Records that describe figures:
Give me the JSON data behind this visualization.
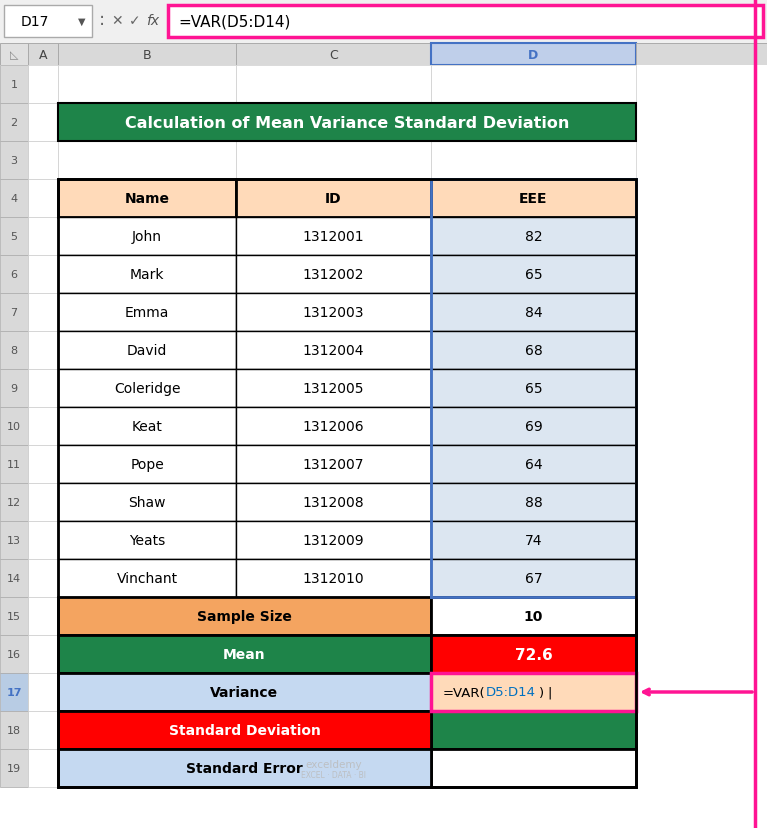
{
  "title": "Calculation of Mean Variance Standard Deviation",
  "formula_bar_text": "=VAR(D5:D14)",
  "cell_ref": "D17",
  "names": [
    "John",
    "Mark",
    "Emma",
    "David",
    "Coleridge",
    "Keat",
    "Pope",
    "Shaw",
    "Yeats",
    "Vinchant"
  ],
  "ids": [
    "1312001",
    "1312002",
    "1312003",
    "1312004",
    "1312005",
    "1312006",
    "1312007",
    "1312008",
    "1312009",
    "1312010"
  ],
  "eee": [
    82,
    65,
    84,
    68,
    65,
    69,
    64,
    88,
    74,
    67
  ],
  "header_bg": "#FFDAB9",
  "data_bg_blue": "#DCE6F1",
  "title_bg": "#1E8449",
  "title_color": "#FFFFFF",
  "sample_size_bg": "#F4A460",
  "mean_label_bg": "#1E8449",
  "mean_label_color": "#FFFFFF",
  "mean_value_bg": "#FF0000",
  "mean_value_color": "#FFFFFF",
  "variance_label_bg": "#C5D9F1",
  "variance_value_bg": "#FFDAB9",
  "variance_formula_color_blue": "#0070C0",
  "std_label_bg": "#FF0000",
  "std_label_color": "#FFFFFF",
  "std_value_bg": "#1E8449",
  "std_error_label_bg": "#C5D9F1",
  "arrow_color": "#FF1493",
  "col_D_selection_border": "#4472C4",
  "bg_color": "#FFFFFF",
  "toolbar_bg": "#F0F0F0",
  "col_header_bg": "#D9D9D9",
  "col_D_header_bg": "#BFCFEA",
  "row17_num_bg": "#B8CCE4",
  "row17_num_color": "#4472C4"
}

#### SHORT TASK:
Without the pictures, transcribe the listing above exactly.

#### CORRECT ANSWER:
Give me the JSON data behind this visualization.
{
  "title": "Calculation of Mean Variance Standard Deviation",
  "formula_bar_text": "=VAR(D5:D14)",
  "cell_ref": "D17",
  "names": [
    "John",
    "Mark",
    "Emma",
    "David",
    "Coleridge",
    "Keat",
    "Pope",
    "Shaw",
    "Yeats",
    "Vinchant"
  ],
  "ids": [
    "1312001",
    "1312002",
    "1312003",
    "1312004",
    "1312005",
    "1312006",
    "1312007",
    "1312008",
    "1312009",
    "1312010"
  ],
  "eee": [
    82,
    65,
    84,
    68,
    65,
    69,
    64,
    88,
    74,
    67
  ],
  "header_bg": "#FFDAB9",
  "data_bg_blue": "#DCE6F1",
  "title_bg": "#1E8449",
  "title_color": "#FFFFFF",
  "sample_size_bg": "#F4A460",
  "mean_label_bg": "#1E8449",
  "mean_label_color": "#FFFFFF",
  "mean_value_bg": "#FF0000",
  "mean_value_color": "#FFFFFF",
  "variance_label_bg": "#C5D9F1",
  "variance_value_bg": "#FFDAB9",
  "variance_formula_color_blue": "#0070C0",
  "std_label_bg": "#FF0000",
  "std_label_color": "#FFFFFF",
  "std_value_bg": "#1E8449",
  "std_error_label_bg": "#C5D9F1",
  "arrow_color": "#FF1493",
  "col_D_selection_border": "#4472C4",
  "bg_color": "#FFFFFF",
  "toolbar_bg": "#F0F0F0",
  "col_header_bg": "#D9D9D9",
  "col_D_header_bg": "#BFCFEA",
  "row17_num_bg": "#B8CCE4",
  "row17_num_color": "#4472C4"
}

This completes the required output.